begin

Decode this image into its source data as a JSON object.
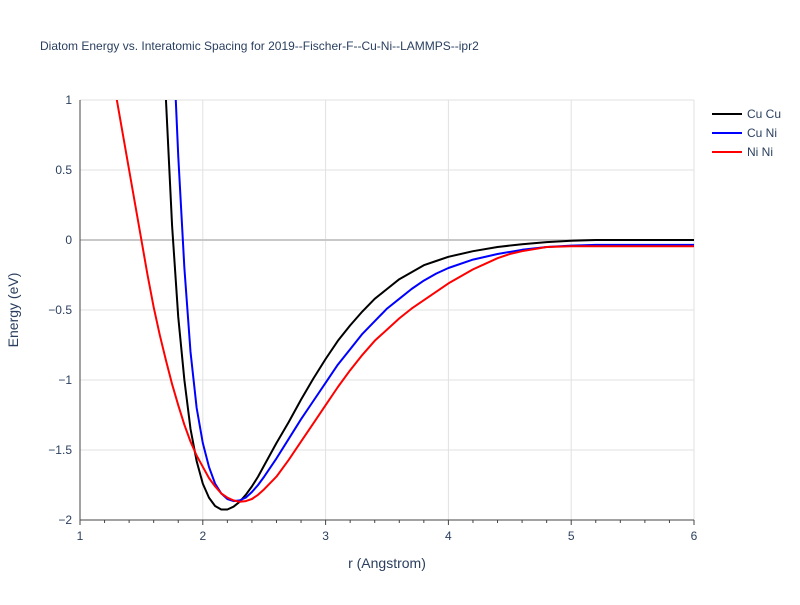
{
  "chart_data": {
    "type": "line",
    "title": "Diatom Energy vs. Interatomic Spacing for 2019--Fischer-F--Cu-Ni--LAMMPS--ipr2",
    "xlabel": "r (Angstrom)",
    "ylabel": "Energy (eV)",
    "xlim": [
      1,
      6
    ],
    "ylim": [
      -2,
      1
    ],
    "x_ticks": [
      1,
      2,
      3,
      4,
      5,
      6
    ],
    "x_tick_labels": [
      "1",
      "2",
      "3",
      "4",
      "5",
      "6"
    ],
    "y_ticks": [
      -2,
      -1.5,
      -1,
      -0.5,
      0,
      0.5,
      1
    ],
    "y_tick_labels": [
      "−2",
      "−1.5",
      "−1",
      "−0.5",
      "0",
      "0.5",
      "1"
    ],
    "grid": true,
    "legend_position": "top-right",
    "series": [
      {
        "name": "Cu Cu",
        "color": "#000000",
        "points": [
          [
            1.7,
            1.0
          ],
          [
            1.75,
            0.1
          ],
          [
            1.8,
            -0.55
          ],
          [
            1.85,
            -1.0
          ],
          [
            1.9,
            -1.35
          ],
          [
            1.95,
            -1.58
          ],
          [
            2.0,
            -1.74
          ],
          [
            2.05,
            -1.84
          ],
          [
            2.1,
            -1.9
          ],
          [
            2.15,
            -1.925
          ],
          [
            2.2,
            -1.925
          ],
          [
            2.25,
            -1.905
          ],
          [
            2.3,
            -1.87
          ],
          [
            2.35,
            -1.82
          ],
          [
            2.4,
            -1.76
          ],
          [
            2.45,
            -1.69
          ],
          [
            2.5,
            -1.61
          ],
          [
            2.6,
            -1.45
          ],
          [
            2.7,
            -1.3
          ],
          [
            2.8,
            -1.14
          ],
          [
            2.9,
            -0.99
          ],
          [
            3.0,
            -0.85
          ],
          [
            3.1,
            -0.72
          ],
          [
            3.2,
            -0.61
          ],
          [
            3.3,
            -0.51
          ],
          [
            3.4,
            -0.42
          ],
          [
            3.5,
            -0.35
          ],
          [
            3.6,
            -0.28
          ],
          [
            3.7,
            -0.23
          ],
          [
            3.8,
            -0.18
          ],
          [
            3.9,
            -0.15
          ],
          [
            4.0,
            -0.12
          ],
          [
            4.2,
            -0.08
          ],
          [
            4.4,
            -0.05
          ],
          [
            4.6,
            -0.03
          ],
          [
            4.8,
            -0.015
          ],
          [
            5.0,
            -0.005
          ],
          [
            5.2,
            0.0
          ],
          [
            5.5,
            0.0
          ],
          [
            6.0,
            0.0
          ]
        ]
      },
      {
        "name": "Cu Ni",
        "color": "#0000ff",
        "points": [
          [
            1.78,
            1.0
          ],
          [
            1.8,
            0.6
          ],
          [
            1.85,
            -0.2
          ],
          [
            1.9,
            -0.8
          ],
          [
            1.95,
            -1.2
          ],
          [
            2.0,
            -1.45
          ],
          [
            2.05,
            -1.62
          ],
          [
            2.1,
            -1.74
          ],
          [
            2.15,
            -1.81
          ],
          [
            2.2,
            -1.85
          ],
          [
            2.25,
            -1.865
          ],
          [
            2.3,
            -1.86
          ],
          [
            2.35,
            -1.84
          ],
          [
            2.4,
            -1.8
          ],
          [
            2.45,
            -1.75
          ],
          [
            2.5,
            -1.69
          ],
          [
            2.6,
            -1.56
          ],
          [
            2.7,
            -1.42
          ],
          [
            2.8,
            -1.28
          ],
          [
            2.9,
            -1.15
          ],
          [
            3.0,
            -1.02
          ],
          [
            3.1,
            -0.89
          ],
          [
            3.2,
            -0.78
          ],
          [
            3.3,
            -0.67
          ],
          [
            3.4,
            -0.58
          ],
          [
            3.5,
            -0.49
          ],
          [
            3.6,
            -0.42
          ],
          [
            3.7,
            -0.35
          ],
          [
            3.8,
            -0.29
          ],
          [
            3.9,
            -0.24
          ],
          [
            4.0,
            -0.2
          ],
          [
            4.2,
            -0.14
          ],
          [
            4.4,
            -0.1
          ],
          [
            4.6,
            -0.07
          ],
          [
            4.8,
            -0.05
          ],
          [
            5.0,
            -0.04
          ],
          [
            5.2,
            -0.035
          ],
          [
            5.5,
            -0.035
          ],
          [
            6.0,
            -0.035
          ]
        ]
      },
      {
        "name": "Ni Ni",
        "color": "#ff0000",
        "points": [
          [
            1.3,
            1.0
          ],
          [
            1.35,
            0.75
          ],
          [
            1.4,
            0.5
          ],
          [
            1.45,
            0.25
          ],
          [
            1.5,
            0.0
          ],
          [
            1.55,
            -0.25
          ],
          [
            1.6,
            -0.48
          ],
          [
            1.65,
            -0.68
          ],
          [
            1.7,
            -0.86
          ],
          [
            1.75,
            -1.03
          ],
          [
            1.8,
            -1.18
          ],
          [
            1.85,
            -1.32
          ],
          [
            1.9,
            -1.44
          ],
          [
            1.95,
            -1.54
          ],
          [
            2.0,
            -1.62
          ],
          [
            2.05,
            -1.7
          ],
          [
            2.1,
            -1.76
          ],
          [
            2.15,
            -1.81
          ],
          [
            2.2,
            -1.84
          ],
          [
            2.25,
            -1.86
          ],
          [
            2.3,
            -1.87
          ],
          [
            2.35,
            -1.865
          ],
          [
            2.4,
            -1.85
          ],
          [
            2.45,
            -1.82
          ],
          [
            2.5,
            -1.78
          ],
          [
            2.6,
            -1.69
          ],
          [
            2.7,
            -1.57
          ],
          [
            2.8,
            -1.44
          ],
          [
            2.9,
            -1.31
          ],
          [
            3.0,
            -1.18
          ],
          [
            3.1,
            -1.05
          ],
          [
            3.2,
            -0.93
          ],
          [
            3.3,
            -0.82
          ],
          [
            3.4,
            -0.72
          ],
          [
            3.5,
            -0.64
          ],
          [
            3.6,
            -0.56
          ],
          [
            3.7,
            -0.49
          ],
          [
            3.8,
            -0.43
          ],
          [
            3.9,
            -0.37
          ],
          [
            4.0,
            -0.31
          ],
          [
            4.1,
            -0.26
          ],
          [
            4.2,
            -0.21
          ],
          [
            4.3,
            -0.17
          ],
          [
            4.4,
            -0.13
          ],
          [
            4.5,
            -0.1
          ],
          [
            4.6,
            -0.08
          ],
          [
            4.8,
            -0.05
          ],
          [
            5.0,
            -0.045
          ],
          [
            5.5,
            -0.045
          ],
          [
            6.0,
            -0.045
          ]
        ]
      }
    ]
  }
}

end

### Given exercise
Leave out the pictures and output every record above precisely as given.

### Task answer
Decode this image into its source data as a JSON object.
{
  "chart_data": {
    "type": "line",
    "title": "Diatom Energy vs. Interatomic Spacing for 2019--Fischer-F--Cu-Ni--LAMMPS--ipr2",
    "xlabel": "r (Angstrom)",
    "ylabel": "Energy (eV)",
    "xlim": [
      1,
      6
    ],
    "ylim": [
      -2,
      1
    ],
    "x_ticks": [
      1,
      2,
      3,
      4,
      5,
      6
    ],
    "x_tick_labels": [
      "1",
      "2",
      "3",
      "4",
      "5",
      "6"
    ],
    "y_ticks": [
      -2,
      -1.5,
      -1,
      -0.5,
      0,
      0.5,
      1
    ],
    "y_tick_labels": [
      "−2",
      "−1.5",
      "−1",
      "−0.5",
      "0",
      "0.5",
      "1"
    ],
    "grid": true,
    "legend_position": "top-right",
    "series": [
      {
        "name": "Cu Cu",
        "color": "#000000",
        "points": [
          [
            1.7,
            1.0
          ],
          [
            1.75,
            0.1
          ],
          [
            1.8,
            -0.55
          ],
          [
            1.85,
            -1.0
          ],
          [
            1.9,
            -1.35
          ],
          [
            1.95,
            -1.58
          ],
          [
            2.0,
            -1.74
          ],
          [
            2.05,
            -1.84
          ],
          [
            2.1,
            -1.9
          ],
          [
            2.15,
            -1.925
          ],
          [
            2.2,
            -1.925
          ],
          [
            2.25,
            -1.905
          ],
          [
            2.3,
            -1.87
          ],
          [
            2.35,
            -1.82
          ],
          [
            2.4,
            -1.76
          ],
          [
            2.45,
            -1.69
          ],
          [
            2.5,
            -1.61
          ],
          [
            2.6,
            -1.45
          ],
          [
            2.7,
            -1.3
          ],
          [
            2.8,
            -1.14
          ],
          [
            2.9,
            -0.99
          ],
          [
            3.0,
            -0.85
          ],
          [
            3.1,
            -0.72
          ],
          [
            3.2,
            -0.61
          ],
          [
            3.3,
            -0.51
          ],
          [
            3.4,
            -0.42
          ],
          [
            3.5,
            -0.35
          ],
          [
            3.6,
            -0.28
          ],
          [
            3.7,
            -0.23
          ],
          [
            3.8,
            -0.18
          ],
          [
            3.9,
            -0.15
          ],
          [
            4.0,
            -0.12
          ],
          [
            4.2,
            -0.08
          ],
          [
            4.4,
            -0.05
          ],
          [
            4.6,
            -0.03
          ],
          [
            4.8,
            -0.015
          ],
          [
            5.0,
            -0.005
          ],
          [
            5.2,
            0.0
          ],
          [
            5.5,
            0.0
          ],
          [
            6.0,
            0.0
          ]
        ]
      },
      {
        "name": "Cu Ni",
        "color": "#0000ff",
        "points": [
          [
            1.78,
            1.0
          ],
          [
            1.8,
            0.6
          ],
          [
            1.85,
            -0.2
          ],
          [
            1.9,
            -0.8
          ],
          [
            1.95,
            -1.2
          ],
          [
            2.0,
            -1.45
          ],
          [
            2.05,
            -1.62
          ],
          [
            2.1,
            -1.74
          ],
          [
            2.15,
            -1.81
          ],
          [
            2.2,
            -1.85
          ],
          [
            2.25,
            -1.865
          ],
          [
            2.3,
            -1.86
          ],
          [
            2.35,
            -1.84
          ],
          [
            2.4,
            -1.8
          ],
          [
            2.45,
            -1.75
          ],
          [
            2.5,
            -1.69
          ],
          [
            2.6,
            -1.56
          ],
          [
            2.7,
            -1.42
          ],
          [
            2.8,
            -1.28
          ],
          [
            2.9,
            -1.15
          ],
          [
            3.0,
            -1.02
          ],
          [
            3.1,
            -0.89
          ],
          [
            3.2,
            -0.78
          ],
          [
            3.3,
            -0.67
          ],
          [
            3.4,
            -0.58
          ],
          [
            3.5,
            -0.49
          ],
          [
            3.6,
            -0.42
          ],
          [
            3.7,
            -0.35
          ],
          [
            3.8,
            -0.29
          ],
          [
            3.9,
            -0.24
          ],
          [
            4.0,
            -0.2
          ],
          [
            4.2,
            -0.14
          ],
          [
            4.4,
            -0.1
          ],
          [
            4.6,
            -0.07
          ],
          [
            4.8,
            -0.05
          ],
          [
            5.0,
            -0.04
          ],
          [
            5.2,
            -0.035
          ],
          [
            5.5,
            -0.035
          ],
          [
            6.0,
            -0.035
          ]
        ]
      },
      {
        "name": "Ni Ni",
        "color": "#ff0000",
        "points": [
          [
            1.3,
            1.0
          ],
          [
            1.35,
            0.75
          ],
          [
            1.4,
            0.5
          ],
          [
            1.45,
            0.25
          ],
          [
            1.5,
            0.0
          ],
          [
            1.55,
            -0.25
          ],
          [
            1.6,
            -0.48
          ],
          [
            1.65,
            -0.68
          ],
          [
            1.7,
            -0.86
          ],
          [
            1.75,
            -1.03
          ],
          [
            1.8,
            -1.18
          ],
          [
            1.85,
            -1.32
          ],
          [
            1.9,
            -1.44
          ],
          [
            1.95,
            -1.54
          ],
          [
            2.0,
            -1.62
          ],
          [
            2.05,
            -1.7
          ],
          [
            2.1,
            -1.76
          ],
          [
            2.15,
            -1.81
          ],
          [
            2.2,
            -1.84
          ],
          [
            2.25,
            -1.86
          ],
          [
            2.3,
            -1.87
          ],
          [
            2.35,
            -1.865
          ],
          [
            2.4,
            -1.85
          ],
          [
            2.45,
            -1.82
          ],
          [
            2.5,
            -1.78
          ],
          [
            2.6,
            -1.69
          ],
          [
            2.7,
            -1.57
          ],
          [
            2.8,
            -1.44
          ],
          [
            2.9,
            -1.31
          ],
          [
            3.0,
            -1.18
          ],
          [
            3.1,
            -1.05
          ],
          [
            3.2,
            -0.93
          ],
          [
            3.3,
            -0.82
          ],
          [
            3.4,
            -0.72
          ],
          [
            3.5,
            -0.64
          ],
          [
            3.6,
            -0.56
          ],
          [
            3.7,
            -0.49
          ],
          [
            3.8,
            -0.43
          ],
          [
            3.9,
            -0.37
          ],
          [
            4.0,
            -0.31
          ],
          [
            4.1,
            -0.26
          ],
          [
            4.2,
            -0.21
          ],
          [
            4.3,
            -0.17
          ],
          [
            4.4,
            -0.13
          ],
          [
            4.5,
            -0.1
          ],
          [
            4.6,
            -0.08
          ],
          [
            4.8,
            -0.05
          ],
          [
            5.0,
            -0.045
          ],
          [
            5.5,
            -0.045
          ],
          [
            6.0,
            -0.045
          ]
        ]
      }
    ]
  }
}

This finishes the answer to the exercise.